[Data entries]
------------
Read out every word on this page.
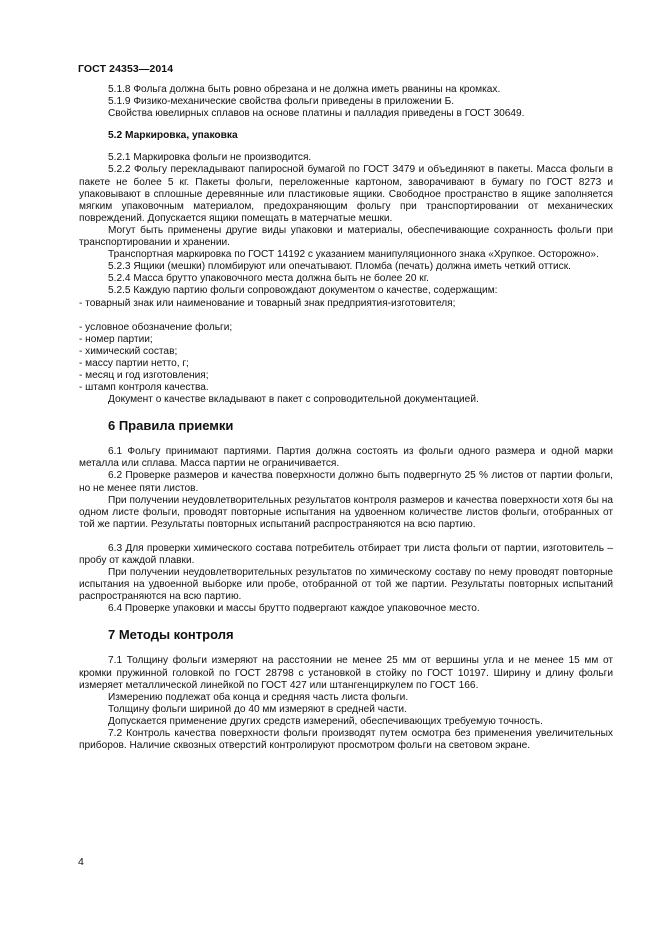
ГОСТ 24353—2014

5.1.8 Фольга должна быть ровно обрезана и не должна иметь рванины на кромках.

5.1.9 Физико-механические свойства фольги приведены в приложении Б.

Свойства ювелирных сплавов на основе платины и палладия приведены в ГОСТ 30649.

5.2 Маркировка, упаковка

5.2.1 Маркировка фольги не производится.

5.2.2 Фольгу перекладывают папиросной бумагой по ГОСТ 3479 и объединяют в пакеты. Масса фольги в пакете не более 5 кг. Пакеты фольги, переложенные картоном, заворачивают в бумагу по ГОСТ 8273 и упаковывают в сплошные деревянные или пластиковые ящики. Свободное пространство в ящике заполняется мягким упаковочным материалом, предохраняющим фольгу при транспортировании от механических повреждений. Допускается ящики помещать в матерчатые мешки.

Могут быть применены другие виды упаковки и материалы, обеспечивающие сохранность фольги при транспортировании и хранении.

Транспортная маркировка по ГОСТ 14192 с указанием манипуляционного знака «Хрупкое. Осторожно».

5.2.3 Ящики (мешки) пломбируют или опечатывают. Пломба (печать) должна иметь четкий оттиск.

5.2.4 Масса брутто упаковочного места должна быть не более 20 кг.

5.2.5 Каждую партию фольги сопровождают документом о качестве, содержащим:

- товарный знак или наименование и товарный знак предприятия-изготовителя;

- условное обозначение фольги;

- номер партии;

- химический состав;

- массу партии нетто, г;

- месяц и год изготовления;

- штамп контроля качества.

Документ о качестве вкладывают в пакет с сопроводительной документацией.

6 Правила приемки

6.1 Фольгу принимают партиями. Партия должна состоять из фольги одного размера и одной марки металла или сплава. Масса партии не ограничивается.

6.2 Проверке размеров и качества поверхности должно быть подвергнуто 25 % листов от партии фольги, но не менее пяти листов.

При получении неудовлетворительных результатов контроля размеров и качества поверхности хотя бы на одном листе фольги, проводят повторные испытания на удвоенном количестве листов фольги, отобранных от той же партии. Результаты повторных испытаний распространяются на всю партию.

6.3 Для проверки химического состава потребитель отбирает три листа фольги от партии, изготовитель – пробу от каждой плавки.

При получении неудовлетворительных результатов по химическому составу по нему проводят повторные испытания на удвоенной выборке или пробе, отобранной от той же партии. Результаты повторных испытаний распространяются на всю партию.

6.4 Проверке упаковки и массы брутто подвергают каждое упаковочное место.

7 Методы контроля

7.1 Толщину фольги измеряют на расстоянии не менее 25 мм от вершины угла и не менее 15 мм от кромки пружинной головкой по ГОСТ 28798 с установкой в стойку по ГОСТ 10197. Ширину и длину фольги измеряет металлической линейкой по ГОСТ 427 или штангенциркулем по ГОСТ 166.

Измерению подлежат оба конца и средняя часть листа фольги.

Толщину фольги шириной до 40 мм измеряют в средней части.

Допускается применение других средств измерений, обеспечивающих требуемую точность.

7.2 Контроль качества поверхности фольги производят путем осмотра без применения увеличительных приборов. Наличие сквозных отверстий контролируют просмотром фольги на световом экране.

4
------------
## SHORT PROBLEM
Your answer should be a single number: the count of lines holding the word "качестве".

## WRITTEN ANSWER
2